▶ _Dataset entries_
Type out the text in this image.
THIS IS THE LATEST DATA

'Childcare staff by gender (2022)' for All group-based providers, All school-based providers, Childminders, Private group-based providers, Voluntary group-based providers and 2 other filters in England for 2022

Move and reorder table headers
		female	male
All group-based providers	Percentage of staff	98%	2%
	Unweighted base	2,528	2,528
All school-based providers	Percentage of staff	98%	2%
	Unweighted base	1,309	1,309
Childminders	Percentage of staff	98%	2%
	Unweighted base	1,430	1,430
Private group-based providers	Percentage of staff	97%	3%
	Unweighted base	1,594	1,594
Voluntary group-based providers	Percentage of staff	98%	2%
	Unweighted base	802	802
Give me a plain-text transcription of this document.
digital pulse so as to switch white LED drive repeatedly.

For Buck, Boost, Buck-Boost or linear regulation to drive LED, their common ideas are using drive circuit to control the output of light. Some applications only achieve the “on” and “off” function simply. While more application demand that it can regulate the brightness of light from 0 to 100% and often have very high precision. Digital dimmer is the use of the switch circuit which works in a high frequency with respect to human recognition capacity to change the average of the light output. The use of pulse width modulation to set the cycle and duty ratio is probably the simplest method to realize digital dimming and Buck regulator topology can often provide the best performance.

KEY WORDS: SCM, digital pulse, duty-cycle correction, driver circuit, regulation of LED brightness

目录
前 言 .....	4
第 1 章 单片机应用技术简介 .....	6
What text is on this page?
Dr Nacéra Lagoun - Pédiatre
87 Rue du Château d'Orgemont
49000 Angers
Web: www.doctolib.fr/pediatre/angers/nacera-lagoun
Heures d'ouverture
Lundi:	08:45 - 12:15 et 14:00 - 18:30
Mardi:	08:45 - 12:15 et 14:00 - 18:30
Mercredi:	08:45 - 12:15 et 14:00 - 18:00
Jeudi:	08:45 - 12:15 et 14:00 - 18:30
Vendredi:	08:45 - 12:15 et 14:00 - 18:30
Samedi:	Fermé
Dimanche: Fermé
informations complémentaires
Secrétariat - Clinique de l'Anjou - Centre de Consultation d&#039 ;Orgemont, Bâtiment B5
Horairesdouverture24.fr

▶ _SHORT TASK_
Reproduce the entries above in full, verbatim.

▶ _RESULT FOR THIS TASK_
Type out the text in this image.
THIS IS THE LATEST DATA

'Childcare staff by gender (2022)' for All group-based providers, All school-based providers, Childminders, Private group-based providers, Voluntary group-based providers and 2 other filters in England for 2022

Move and reorder table headers
		female	male
All group-based providers	Percentage of staff	98%	2%
	Unweighted base	2,528	2,528
All school-based providers	Percentage of staff	98%	2%
	Unweighted base	1,309	1,309
Childminders	Percentage of staff	98%	2%
	Unweighted base	1,430	1,430
Private group-based providers	Percentage of staff	97%	3%
	Unweighted base	1,594	1,594
Voluntary group-based providers	Percentage of staff	98%	2%
	Unweighted base	802	802
Give me a plain-text transcription of this document.
digital pulse so as to switch white LED drive repeatedly.

For Buck, Boost, Buck-Boost or linear regulation to drive LED, their common ideas are using drive circuit to control the output of light. Some applications only achieve the “on” and “off” function simply. While more application demand that it can regulate the brightness of light from 0 to 100% and often have very high precision. Digital dimmer is the use of the switch circuit which works in a high frequency with respect to human recognition capacity to change the average of the light output. The use of pulse width modulation to set the cycle and duty ratio is probably the simplest method to realize digital dimming and Buck regulator topology can often provide the best performance.

KEY WORDS: SCM, digital pulse, duty-cycle correction, driver circuit, regulation of LED brightness

目录
前 言 .....	4
第 1 章 单片机应用技术简介 .....	6
What text is on this page?
Dr Nacéra Lagoun - Pédiatre
87 Rue du Château d'Orgemont
49000 Angers
Web: www.doctolib.fr/pediatre/angers/nacera-lagoun
Heures d'ouverture
Lundi:	08:45 - 12:15 et 14:00 - 18:30
Mardi:	08:45 - 12:15 et 14:00 - 18:30
Mercredi:	08:45 - 12:15 et 14:00 - 18:00
Jeudi:	08:45 - 12:15 et 14:00 - 18:30
Vendredi:	08:45 - 12:15 et 14:00 - 18:30
Samedi:	Fermé
Dimanche: Fermé
informations complémentaires
Secrétariat - Clinique de l'Anjou - Centre de Consultation d&#039 ;Orgemont, Bâtiment B5
Horairesdouverture24.fr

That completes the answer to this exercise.